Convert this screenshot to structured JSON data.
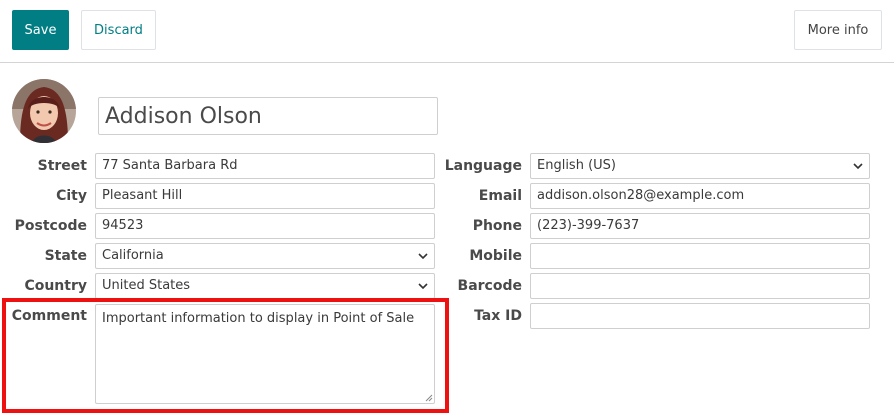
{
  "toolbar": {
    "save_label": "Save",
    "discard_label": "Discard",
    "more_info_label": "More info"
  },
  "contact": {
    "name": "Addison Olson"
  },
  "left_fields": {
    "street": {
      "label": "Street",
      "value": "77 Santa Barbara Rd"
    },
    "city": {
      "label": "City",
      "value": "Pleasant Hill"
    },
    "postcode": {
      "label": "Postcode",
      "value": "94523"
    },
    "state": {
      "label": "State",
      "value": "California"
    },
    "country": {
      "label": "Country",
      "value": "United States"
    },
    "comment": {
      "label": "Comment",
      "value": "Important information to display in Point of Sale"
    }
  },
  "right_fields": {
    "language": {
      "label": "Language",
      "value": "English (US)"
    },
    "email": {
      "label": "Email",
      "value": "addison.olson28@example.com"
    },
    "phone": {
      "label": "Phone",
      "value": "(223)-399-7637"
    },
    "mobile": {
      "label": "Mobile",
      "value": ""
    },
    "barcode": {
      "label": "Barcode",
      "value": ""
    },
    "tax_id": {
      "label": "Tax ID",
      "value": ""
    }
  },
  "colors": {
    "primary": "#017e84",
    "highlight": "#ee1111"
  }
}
# # # # # # #
_EXERCISE REQUIREMENTS_
Look over the material above and show each line where "value" appears.

_SOLVED EXERCISE_
      "value": "77 Santa Barbara Rd"
      "value": "Pleasant Hill"
      "value": "94523"
      "value": "California"
      "value": "United States"
      "value": "Important information to display in Point of Sale"
      "value": "English (US)"
      "value": "addison.olson28@example.com"
      "value": "(223)-399-7637"
      "value": ""
      "value": ""
      "value": ""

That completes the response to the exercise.